▶ What to produce
Rewrite the records from the first line through the line containing "bar (794, 118, 805, 311)", swapping "fit-curve" for "fitted-curve" and leaving everything else unchanged.

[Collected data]
[start]

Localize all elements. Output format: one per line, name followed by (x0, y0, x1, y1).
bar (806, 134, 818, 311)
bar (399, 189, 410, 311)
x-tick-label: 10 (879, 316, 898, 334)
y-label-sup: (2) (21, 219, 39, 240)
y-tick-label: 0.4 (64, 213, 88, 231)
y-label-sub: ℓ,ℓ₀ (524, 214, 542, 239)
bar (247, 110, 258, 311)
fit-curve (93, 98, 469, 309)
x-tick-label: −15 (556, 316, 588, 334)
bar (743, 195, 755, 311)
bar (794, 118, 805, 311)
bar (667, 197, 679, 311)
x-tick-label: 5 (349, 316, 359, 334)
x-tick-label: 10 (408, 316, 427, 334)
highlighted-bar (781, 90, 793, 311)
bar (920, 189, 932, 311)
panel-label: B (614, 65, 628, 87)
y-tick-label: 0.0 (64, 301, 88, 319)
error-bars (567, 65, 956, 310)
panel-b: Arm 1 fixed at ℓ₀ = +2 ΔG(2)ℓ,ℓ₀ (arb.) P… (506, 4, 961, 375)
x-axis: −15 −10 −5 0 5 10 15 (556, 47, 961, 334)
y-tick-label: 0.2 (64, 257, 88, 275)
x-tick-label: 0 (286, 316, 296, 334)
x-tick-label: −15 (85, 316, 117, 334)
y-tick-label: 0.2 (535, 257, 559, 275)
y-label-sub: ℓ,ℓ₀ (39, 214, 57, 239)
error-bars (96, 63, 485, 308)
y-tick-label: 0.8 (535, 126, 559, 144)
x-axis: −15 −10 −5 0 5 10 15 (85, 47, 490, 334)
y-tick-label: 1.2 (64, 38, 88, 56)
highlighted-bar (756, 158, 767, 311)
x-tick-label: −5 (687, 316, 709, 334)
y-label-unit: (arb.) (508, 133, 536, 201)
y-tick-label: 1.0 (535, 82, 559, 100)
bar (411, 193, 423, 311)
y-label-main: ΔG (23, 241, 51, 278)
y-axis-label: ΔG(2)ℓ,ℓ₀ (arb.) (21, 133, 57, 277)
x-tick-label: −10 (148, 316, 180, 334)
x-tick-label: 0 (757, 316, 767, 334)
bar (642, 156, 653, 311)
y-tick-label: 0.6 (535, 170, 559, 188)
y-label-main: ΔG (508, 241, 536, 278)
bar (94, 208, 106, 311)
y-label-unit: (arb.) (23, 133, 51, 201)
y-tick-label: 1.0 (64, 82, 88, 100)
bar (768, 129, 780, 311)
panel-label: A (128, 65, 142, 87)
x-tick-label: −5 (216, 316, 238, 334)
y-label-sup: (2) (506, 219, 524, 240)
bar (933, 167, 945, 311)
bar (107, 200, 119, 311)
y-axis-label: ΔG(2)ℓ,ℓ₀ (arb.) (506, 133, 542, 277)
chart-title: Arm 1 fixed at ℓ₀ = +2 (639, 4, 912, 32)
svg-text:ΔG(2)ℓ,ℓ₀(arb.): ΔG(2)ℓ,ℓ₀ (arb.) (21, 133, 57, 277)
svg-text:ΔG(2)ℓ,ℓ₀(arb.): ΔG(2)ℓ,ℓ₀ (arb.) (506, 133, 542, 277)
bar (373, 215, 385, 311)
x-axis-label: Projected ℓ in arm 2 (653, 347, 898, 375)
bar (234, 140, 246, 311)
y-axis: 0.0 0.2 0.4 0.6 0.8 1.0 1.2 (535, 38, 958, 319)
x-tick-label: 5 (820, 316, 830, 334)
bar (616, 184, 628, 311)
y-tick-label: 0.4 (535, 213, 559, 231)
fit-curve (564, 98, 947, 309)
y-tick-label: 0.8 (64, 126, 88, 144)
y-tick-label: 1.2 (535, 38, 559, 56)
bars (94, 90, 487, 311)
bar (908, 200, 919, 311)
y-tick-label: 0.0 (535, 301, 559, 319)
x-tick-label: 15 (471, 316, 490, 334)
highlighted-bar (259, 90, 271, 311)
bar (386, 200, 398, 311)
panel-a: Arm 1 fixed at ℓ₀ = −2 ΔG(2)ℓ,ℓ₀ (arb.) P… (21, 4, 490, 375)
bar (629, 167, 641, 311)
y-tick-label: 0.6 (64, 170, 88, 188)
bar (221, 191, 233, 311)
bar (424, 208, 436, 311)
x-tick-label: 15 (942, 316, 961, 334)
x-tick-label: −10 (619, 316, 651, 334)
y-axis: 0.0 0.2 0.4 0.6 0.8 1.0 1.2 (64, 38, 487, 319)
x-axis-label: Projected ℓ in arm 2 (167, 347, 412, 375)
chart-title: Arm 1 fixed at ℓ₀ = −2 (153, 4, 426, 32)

[end]

▶ Response to this task
Localize all elements. Output format: one per line, name followed by (x0, y0, x1, y1).
bar (806, 134, 818, 311)
bar (399, 189, 410, 311)
x-tick-label: 10 (879, 316, 898, 334)
y-label-sup: (2) (21, 219, 39, 240)
y-tick-label: 0.4 (64, 213, 88, 231)
y-label-sub: ℓ,ℓ₀ (524, 214, 542, 239)
bar (247, 110, 258, 311)
fitted-curve (93, 98, 469, 309)
x-tick-label: −15 (556, 316, 588, 334)
bar (743, 195, 755, 311)
bar (794, 118, 805, 311)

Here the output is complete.